Some records

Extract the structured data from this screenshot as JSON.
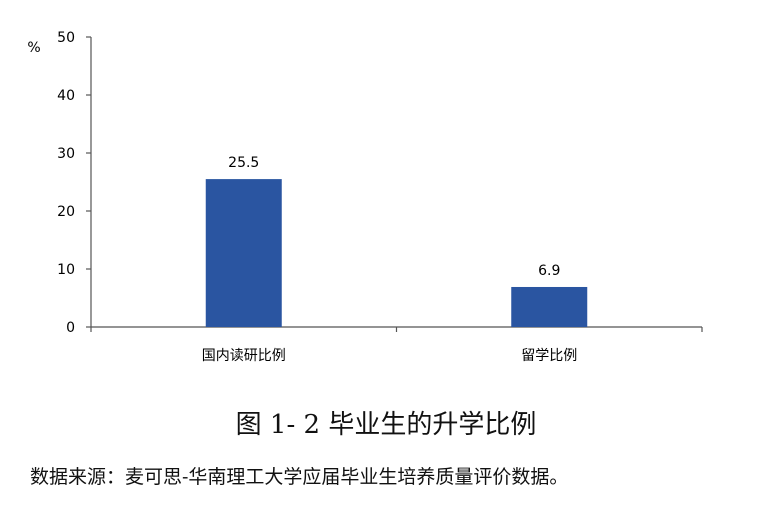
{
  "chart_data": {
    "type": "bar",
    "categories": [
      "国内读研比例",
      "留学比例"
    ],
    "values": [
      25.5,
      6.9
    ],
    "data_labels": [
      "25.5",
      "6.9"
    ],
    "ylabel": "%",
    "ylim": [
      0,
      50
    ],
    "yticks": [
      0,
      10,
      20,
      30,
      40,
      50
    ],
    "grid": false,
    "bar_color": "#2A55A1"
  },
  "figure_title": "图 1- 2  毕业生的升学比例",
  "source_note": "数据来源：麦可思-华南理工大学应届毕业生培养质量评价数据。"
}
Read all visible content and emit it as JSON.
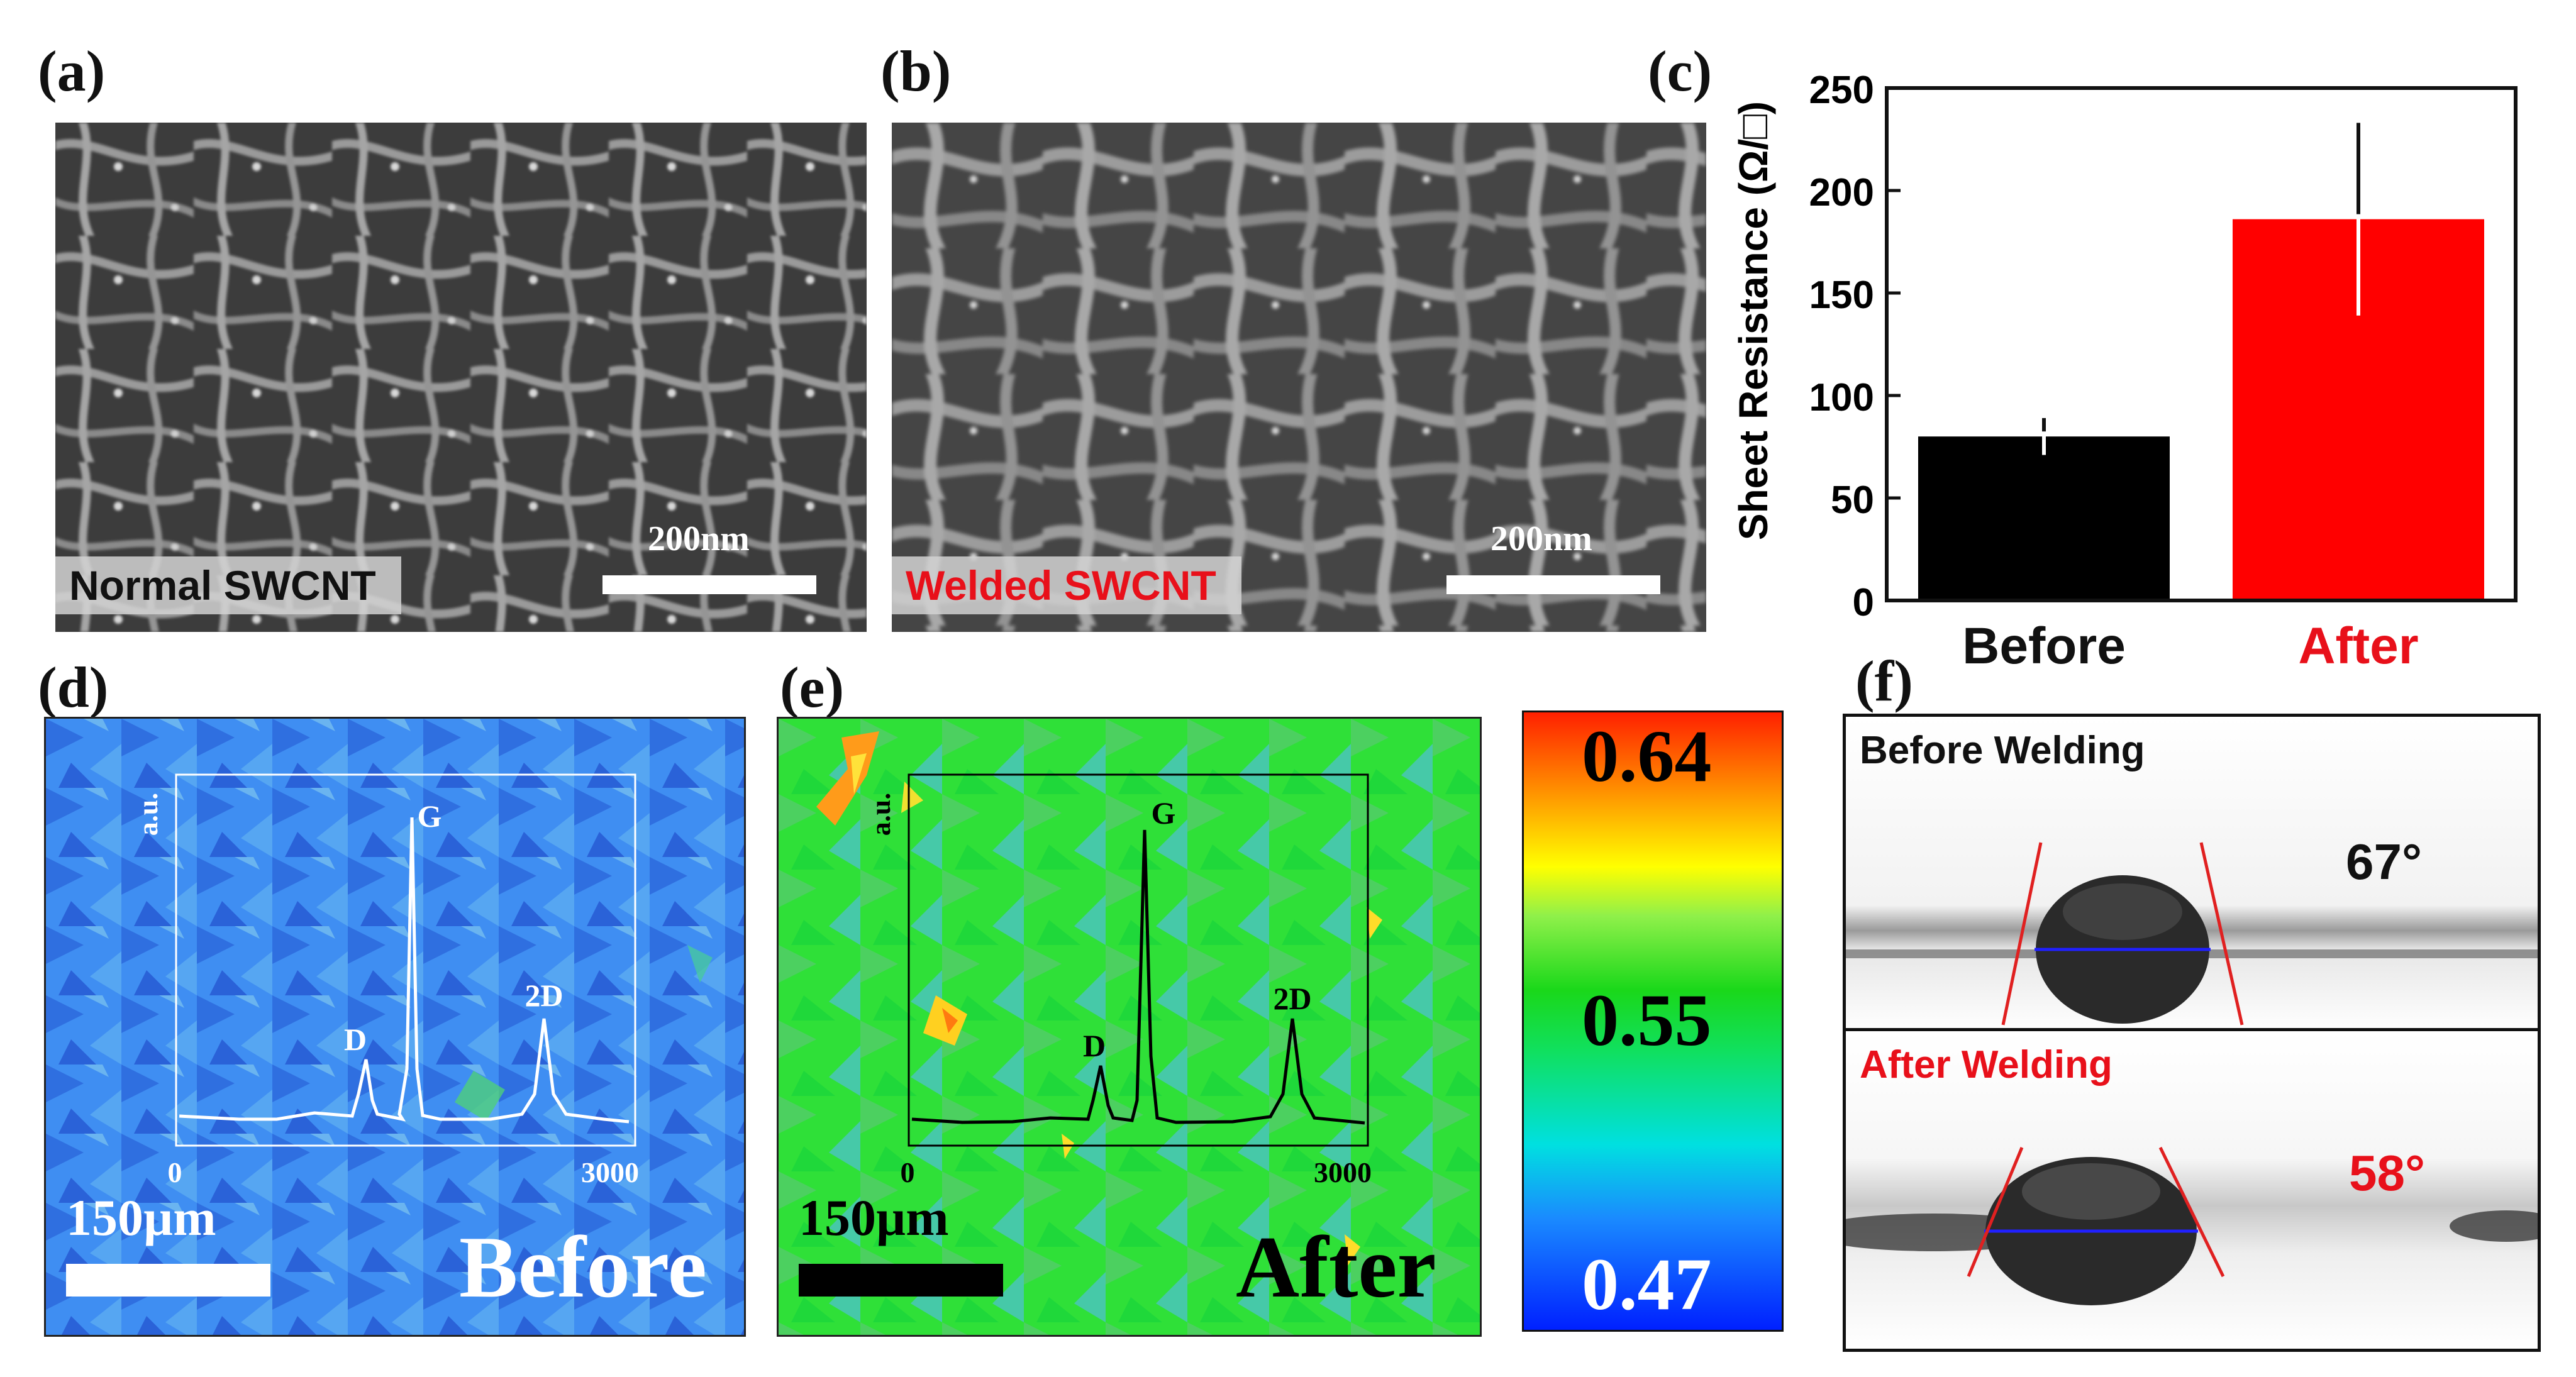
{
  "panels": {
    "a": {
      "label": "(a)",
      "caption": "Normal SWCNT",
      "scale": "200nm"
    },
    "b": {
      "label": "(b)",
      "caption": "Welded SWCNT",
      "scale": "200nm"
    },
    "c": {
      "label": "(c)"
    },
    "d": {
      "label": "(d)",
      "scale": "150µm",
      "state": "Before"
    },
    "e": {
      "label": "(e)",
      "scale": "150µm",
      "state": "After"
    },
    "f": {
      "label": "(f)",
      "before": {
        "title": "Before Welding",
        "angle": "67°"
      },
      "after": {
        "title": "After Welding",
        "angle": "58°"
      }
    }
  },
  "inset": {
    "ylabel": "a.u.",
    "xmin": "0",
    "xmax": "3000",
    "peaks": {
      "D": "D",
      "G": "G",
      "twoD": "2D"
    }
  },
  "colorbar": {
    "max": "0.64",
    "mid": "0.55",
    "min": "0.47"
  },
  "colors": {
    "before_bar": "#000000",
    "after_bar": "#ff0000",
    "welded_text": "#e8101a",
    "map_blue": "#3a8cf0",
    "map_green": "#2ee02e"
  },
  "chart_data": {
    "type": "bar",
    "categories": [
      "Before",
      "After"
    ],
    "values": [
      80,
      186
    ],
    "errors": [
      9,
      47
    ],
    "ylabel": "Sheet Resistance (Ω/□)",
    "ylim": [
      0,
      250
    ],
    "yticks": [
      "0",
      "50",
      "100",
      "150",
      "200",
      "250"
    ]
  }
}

* [GIVEN PROBLEM] Count each line above in which the string "caption" appears, then state only the total.

* [SOLUTION FOR THIS EXERCISE] 2